#### [What to work on]
Provide a single number: the count of lines containing the string "title".

--- start Exercise input ---

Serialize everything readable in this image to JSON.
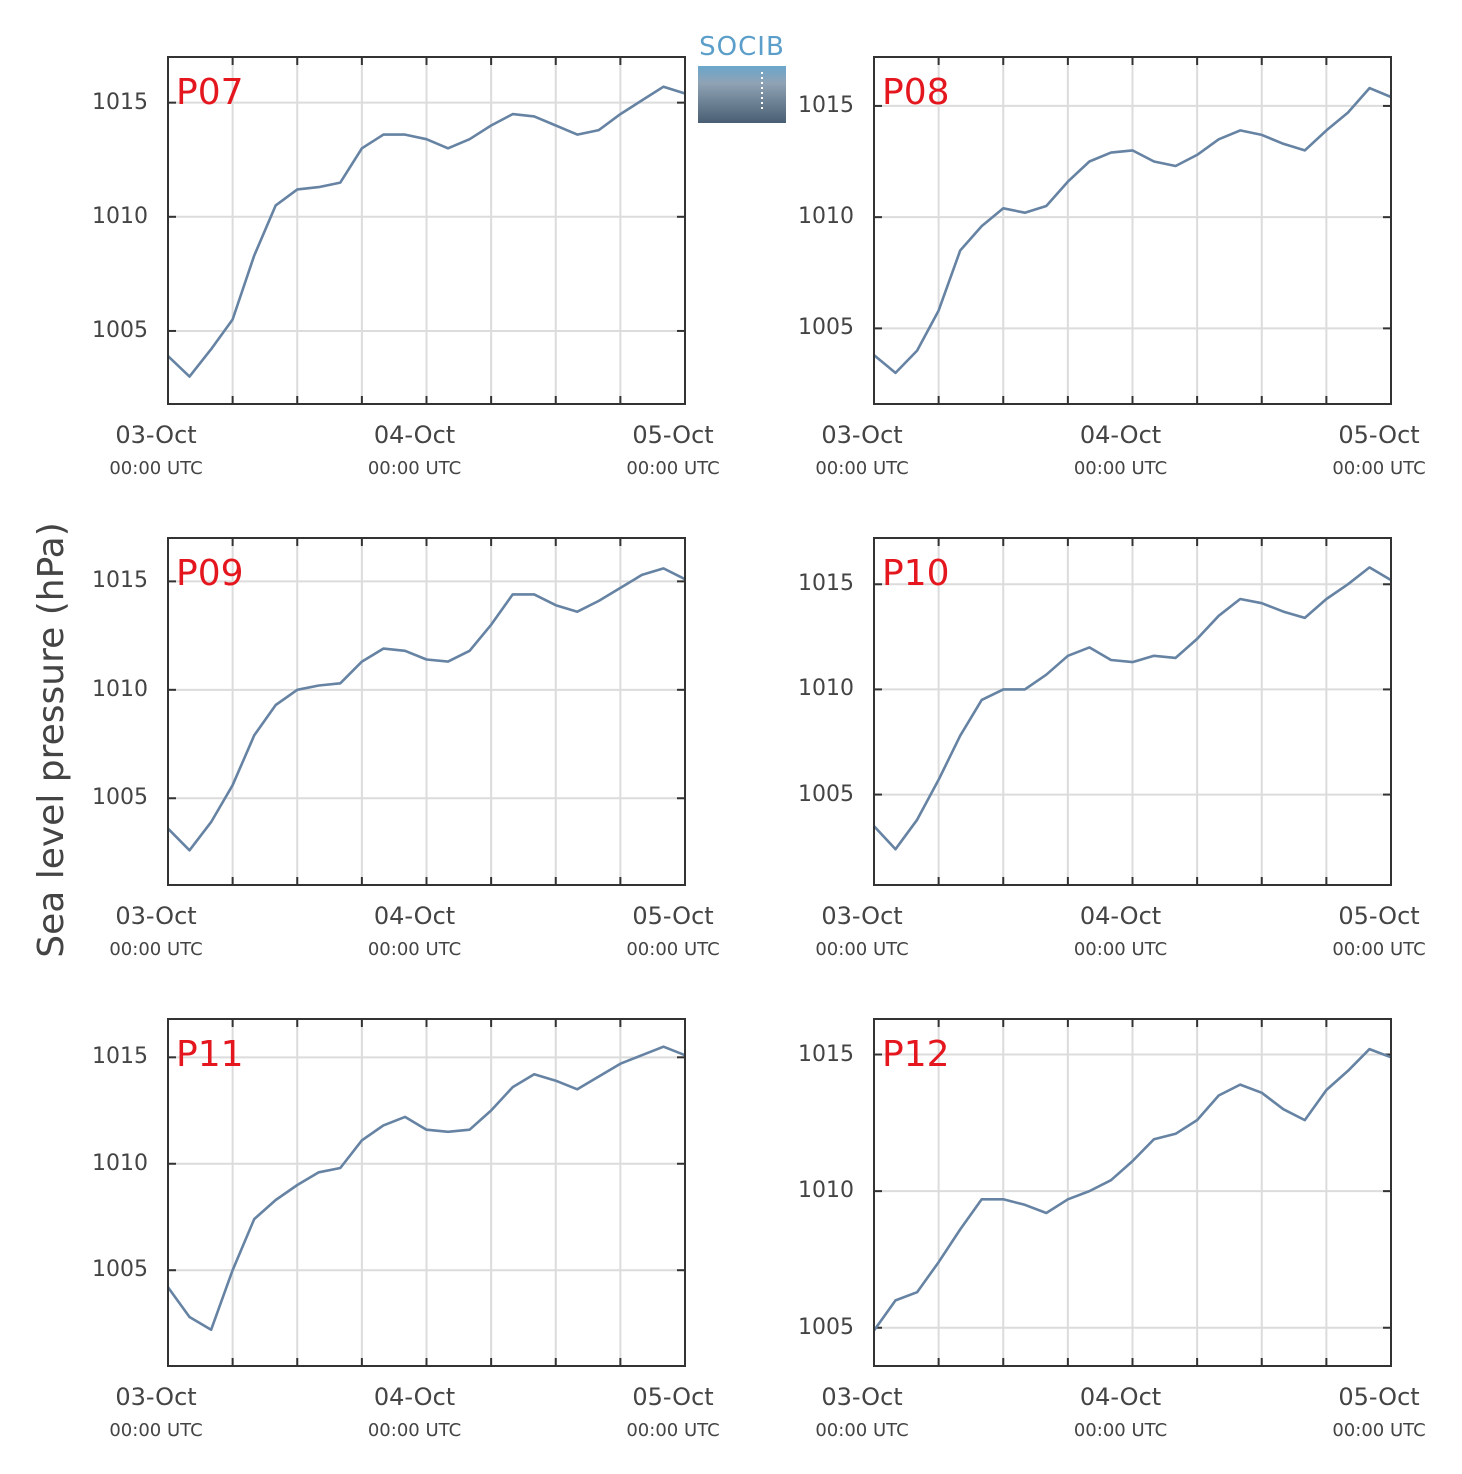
{
  "logo": "SOCIB",
  "ylabel": "Sea level pressure (hPa)",
  "chart_data": [
    {
      "type": "line",
      "title": "P07",
      "color": "#6683a3",
      "grid": true,
      "x": [
        0,
        2,
        4,
        6,
        8,
        10,
        12,
        14,
        16,
        18,
        20,
        22,
        24,
        26,
        28,
        30,
        32,
        34,
        36,
        38,
        40,
        42,
        44,
        46,
        48
      ],
      "values": [
        1003.9,
        1003.0,
        1004.2,
        1005.5,
        1008.3,
        1010.5,
        1011.2,
        1011.3,
        1011.5,
        1013.0,
        1013.6,
        1013.6,
        1013.4,
        1013.0,
        1013.4,
        1014.0,
        1014.5,
        1014.4,
        1014.0,
        1013.6,
        1013.8,
        1014.5,
        1015.1,
        1015.7,
        1015.4
      ],
      "xlim": [
        0,
        48
      ],
      "xticks": [
        {
          "value": 0,
          "label": "03-Oct\n00:00 UTC"
        },
        {
          "value": 24,
          "label": "04-Oct\n00:00 UTC"
        },
        {
          "value": 48,
          "label": "05-Oct\n00:00 UTC"
        }
      ],
      "xminorticks": [
        6,
        12,
        18,
        30,
        36,
        42
      ],
      "ylim": [
        1001.8,
        1017.0
      ],
      "yticks": [
        1005,
        1010,
        1015
      ]
    },
    {
      "type": "line",
      "title": "P08",
      "color": "#6683a3",
      "grid": true,
      "x": [
        0,
        2,
        4,
        6,
        8,
        10,
        12,
        14,
        16,
        18,
        20,
        22,
        24,
        26,
        28,
        30,
        32,
        34,
        36,
        38,
        40,
        42,
        44,
        46,
        48
      ],
      "values": [
        1003.8,
        1003.0,
        1004.0,
        1005.8,
        1008.5,
        1009.6,
        1010.4,
        1010.2,
        1010.5,
        1011.6,
        1012.5,
        1012.9,
        1013.0,
        1012.5,
        1012.3,
        1012.8,
        1013.5,
        1013.9,
        1013.7,
        1013.3,
        1013.0,
        1013.9,
        1014.7,
        1015.8,
        1015.4
      ],
      "xlim": [
        0,
        48
      ],
      "xticks": [
        {
          "value": 0,
          "label": "03-Oct\n00:00 UTC"
        },
        {
          "value": 24,
          "label": "04-Oct\n00:00 UTC"
        },
        {
          "value": 48,
          "label": "05-Oct\n00:00 UTC"
        }
      ],
      "xminorticks": [
        6,
        12,
        18,
        30,
        36,
        42
      ],
      "ylim": [
        1001.6,
        1017.2
      ],
      "yticks": [
        1005,
        1010,
        1015
      ]
    },
    {
      "type": "line",
      "title": "P09",
      "color": "#6683a3",
      "grid": true,
      "x": [
        0,
        2,
        4,
        6,
        8,
        10,
        12,
        14,
        16,
        18,
        20,
        22,
        24,
        26,
        28,
        30,
        32,
        34,
        36,
        38,
        40,
        42,
        44,
        46,
        48
      ],
      "values": [
        1003.6,
        1002.6,
        1003.9,
        1005.6,
        1007.9,
        1009.3,
        1010.0,
        1010.2,
        1010.3,
        1011.3,
        1011.9,
        1011.8,
        1011.4,
        1011.3,
        1011.8,
        1013.0,
        1014.4,
        1014.4,
        1013.9,
        1013.6,
        1014.1,
        1014.7,
        1015.3,
        1015.6,
        1015.1
      ],
      "xlim": [
        0,
        48
      ],
      "xticks": [
        {
          "value": 0,
          "label": "03-Oct\n00:00 UTC"
        },
        {
          "value": 24,
          "label": "04-Oct\n00:00 UTC"
        },
        {
          "value": 48,
          "label": "05-Oct\n00:00 UTC"
        }
      ],
      "xminorticks": [
        6,
        12,
        18,
        30,
        36,
        42
      ],
      "ylim": [
        1001.0,
        1017.0
      ],
      "yticks": [
        1005,
        1010,
        1015
      ]
    },
    {
      "type": "line",
      "title": "P10",
      "color": "#6683a3",
      "grid": true,
      "x": [
        0,
        2,
        4,
        6,
        8,
        10,
        12,
        14,
        16,
        18,
        20,
        22,
        24,
        26,
        28,
        30,
        32,
        34,
        36,
        38,
        40,
        42,
        44,
        46,
        48
      ],
      "values": [
        1003.5,
        1002.4,
        1003.8,
        1005.7,
        1007.8,
        1009.5,
        1010.0,
        1010.0,
        1010.7,
        1011.6,
        1012.0,
        1011.4,
        1011.3,
        1011.6,
        1011.5,
        1012.4,
        1013.5,
        1014.3,
        1014.1,
        1013.7,
        1013.4,
        1014.3,
        1015.0,
        1015.8,
        1015.2
      ],
      "xlim": [
        0,
        48
      ],
      "xticks": [
        {
          "value": 0,
          "label": "03-Oct\n00:00 UTC"
        },
        {
          "value": 24,
          "label": "04-Oct\n00:00 UTC"
        },
        {
          "value": 48,
          "label": "05-Oct\n00:00 UTC"
        }
      ],
      "xminorticks": [
        6,
        12,
        18,
        30,
        36,
        42
      ],
      "ylim": [
        1000.7,
        1017.2
      ],
      "yticks": [
        1005,
        1010,
        1015
      ]
    },
    {
      "type": "line",
      "title": "P11",
      "color": "#6683a3",
      "grid": true,
      "x": [
        0,
        2,
        4,
        6,
        8,
        10,
        12,
        14,
        16,
        18,
        20,
        22,
        24,
        26,
        28,
        30,
        32,
        34,
        36,
        38,
        40,
        42,
        44,
        46,
        48
      ],
      "values": [
        1004.2,
        1002.8,
        1002.2,
        1005.0,
        1007.4,
        1008.3,
        1009.0,
        1009.6,
        1009.8,
        1011.1,
        1011.8,
        1012.2,
        1011.6,
        1011.5,
        1011.6,
        1012.5,
        1013.6,
        1014.2,
        1013.9,
        1013.5,
        1014.1,
        1014.7,
        1015.1,
        1015.5,
        1015.1
      ],
      "xlim": [
        0,
        48
      ],
      "xticks": [
        {
          "value": 0,
          "label": "03-Oct\n00:00 UTC"
        },
        {
          "value": 24,
          "label": "04-Oct\n00:00 UTC"
        },
        {
          "value": 48,
          "label": "05-Oct\n00:00 UTC"
        }
      ],
      "xminorticks": [
        6,
        12,
        18,
        30,
        36,
        42
      ],
      "ylim": [
        1000.5,
        1016.8
      ],
      "yticks": [
        1005,
        1010,
        1015
      ]
    },
    {
      "type": "line",
      "title": "P12",
      "color": "#6683a3",
      "grid": true,
      "x": [
        0,
        2,
        4,
        6,
        8,
        10,
        12,
        14,
        16,
        18,
        20,
        22,
        24,
        26,
        28,
        30,
        32,
        34,
        36,
        38,
        40,
        42,
        44,
        46,
        48
      ],
      "values": [
        1004.9,
        1006.0,
        1006.3,
        1007.4,
        1008.6,
        1009.7,
        1009.7,
        1009.5,
        1009.2,
        1009.7,
        1010.0,
        1010.4,
        1011.1,
        1011.9,
        1012.1,
        1012.6,
        1013.5,
        1013.9,
        1013.6,
        1013.0,
        1012.6,
        1013.7,
        1014.4,
        1015.2,
        1014.9
      ],
      "xlim": [
        0,
        48
      ],
      "xticks": [
        {
          "value": 0,
          "label": "03-Oct\n00:00 UTC"
        },
        {
          "value": 24,
          "label": "04-Oct\n00:00 UTC"
        },
        {
          "value": 48,
          "label": "05-Oct\n00:00 UTC"
        }
      ],
      "xminorticks": [
        6,
        12,
        18,
        30,
        36,
        42
      ],
      "ylim": [
        1003.6,
        1016.3
      ],
      "yticks": [
        1005,
        1010,
        1015
      ]
    }
  ]
}
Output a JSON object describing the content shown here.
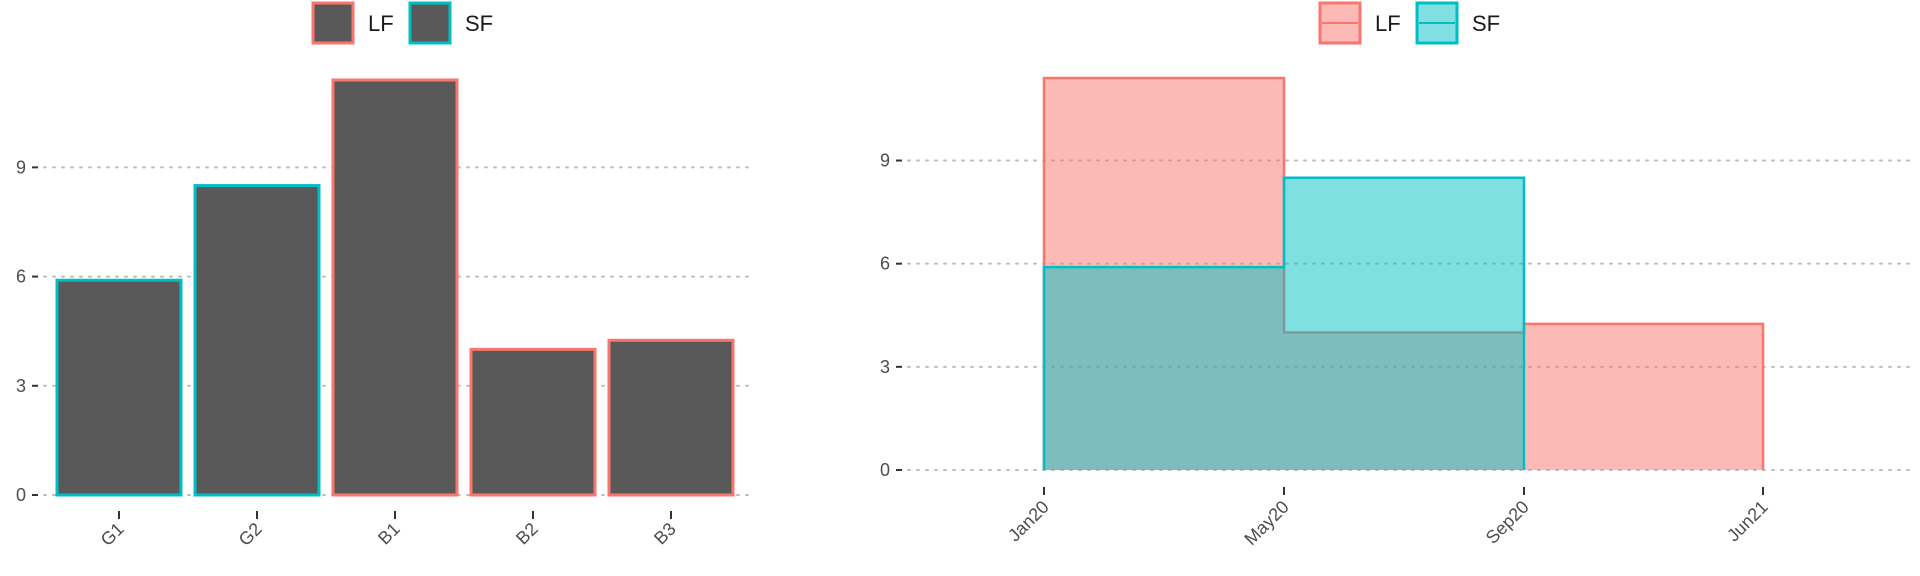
{
  "chart_data": [
    {
      "type": "bar",
      "categories": [
        "G1",
        "G2",
        "B1",
        "B2",
        "B3"
      ],
      "values": [
        5.9,
        8.5,
        11.4,
        4.0,
        4.25
      ],
      "groups": [
        "SF",
        "SF",
        "LF",
        "LF",
        "LF"
      ],
      "fill_color": "#595959",
      "ylim": [
        0,
        11.4
      ],
      "yticks": [
        0,
        3,
        6,
        9
      ],
      "grid": "horizontal dotted",
      "legend": {
        "position": "top",
        "entries": [
          {
            "label": "LF",
            "color": "#F8766D"
          },
          {
            "label": "SF",
            "color": "#00BFC4"
          }
        ]
      }
    },
    {
      "type": "area",
      "step": true,
      "x_ticks": [
        "Jan20",
        "May20",
        "Sep20",
        "Jun21"
      ],
      "series": [
        {
          "name": "LF",
          "color": "#F8766D",
          "fill": "#F8766D",
          "segments": [
            {
              "start": "Jan20",
              "end": "May20",
              "value": 11.4
            },
            {
              "start": "May20",
              "end": "Sep20",
              "value": 4.0
            },
            {
              "start": "Sep20",
              "end": "Jun21",
              "value": 4.25
            }
          ]
        },
        {
          "name": "SF",
          "color": "#00BFC4",
          "fill": "#00BFC4",
          "segments": [
            {
              "start": "Jan20",
              "end": "May20",
              "value": 5.9
            },
            {
              "start": "May20",
              "end": "Sep20",
              "value": 8.5
            }
          ]
        }
      ],
      "ylim": [
        0,
        11.4
      ],
      "yticks": [
        0,
        3,
        6,
        9
      ],
      "grid": "horizontal dotted",
      "legend": {
        "position": "top",
        "entries": [
          {
            "label": "LF",
            "color": "#F8766D"
          },
          {
            "label": "SF",
            "color": "#00BFC4"
          }
        ]
      }
    }
  ]
}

--- end Exercise input ---

#### [Response to this exercise]
6